Check each line of the listing below for the string "winged", and copy the ones that have it.

□ □ □ □ □

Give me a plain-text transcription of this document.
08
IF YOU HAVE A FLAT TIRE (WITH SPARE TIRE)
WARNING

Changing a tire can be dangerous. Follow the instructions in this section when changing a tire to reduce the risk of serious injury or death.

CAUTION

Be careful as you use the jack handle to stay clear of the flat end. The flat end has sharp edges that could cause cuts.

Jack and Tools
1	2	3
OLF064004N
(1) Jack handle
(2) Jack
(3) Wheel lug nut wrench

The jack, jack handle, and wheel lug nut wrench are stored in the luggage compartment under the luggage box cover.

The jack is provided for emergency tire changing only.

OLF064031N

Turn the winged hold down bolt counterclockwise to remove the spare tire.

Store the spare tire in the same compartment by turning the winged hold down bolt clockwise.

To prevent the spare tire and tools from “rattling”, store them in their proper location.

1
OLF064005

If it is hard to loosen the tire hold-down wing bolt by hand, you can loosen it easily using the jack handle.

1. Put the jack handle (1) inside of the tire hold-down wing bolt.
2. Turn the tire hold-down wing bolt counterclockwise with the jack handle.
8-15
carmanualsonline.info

□ □ □ □ □

§ Result below:
Turn the winged hold down bolt counterclockwise to remove the spare tire.
Store the spare tire in the same compartment by turning the winged hold down bolt clockwise.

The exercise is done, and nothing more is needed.